- Problem to work on
Write down every entry below once more, exactly.

— Begin Source material —

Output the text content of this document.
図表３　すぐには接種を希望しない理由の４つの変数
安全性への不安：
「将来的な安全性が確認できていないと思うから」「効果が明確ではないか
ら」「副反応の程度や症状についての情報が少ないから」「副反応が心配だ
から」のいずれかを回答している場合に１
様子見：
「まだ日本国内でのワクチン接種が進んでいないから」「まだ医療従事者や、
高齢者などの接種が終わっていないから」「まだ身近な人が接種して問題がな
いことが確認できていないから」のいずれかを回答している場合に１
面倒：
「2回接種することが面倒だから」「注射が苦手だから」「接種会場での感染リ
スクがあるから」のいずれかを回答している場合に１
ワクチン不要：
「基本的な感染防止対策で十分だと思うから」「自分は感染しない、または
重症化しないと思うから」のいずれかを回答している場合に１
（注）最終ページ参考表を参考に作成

— End Source material —

- Solution below
Output the text content of this document.
図表３　すぐには接種を希望しない理由の４つの変数
安全性への不安：
「将来的な安全性が確認できていないと思うから」「効果が明確ではないか
ら」「副反応の程度や症状についての情報が少ないから」「副反応が心配だ
から」のいずれかを回答している場合に１
様子見：
「まだ日本国内でのワクチン接種が進んでいないから」「まだ医療従事者や、
高齢者などの接種が終わっていないから」「まだ身近な人が接種して問題がな
いことが確認できていないから」のいずれかを回答している場合に１
面倒：
「2回接種することが面倒だから」「注射が苦手だから」「接種会場での感染リ
スクがあるから」のいずれかを回答している場合に１
ワクチン不要：
「基本的な感染防止対策で十分だと思うから」「自分は感染しない、または
重症化しないと思うから」のいずれかを回答している場合に１
（注）最終ページ参考表を参考に作成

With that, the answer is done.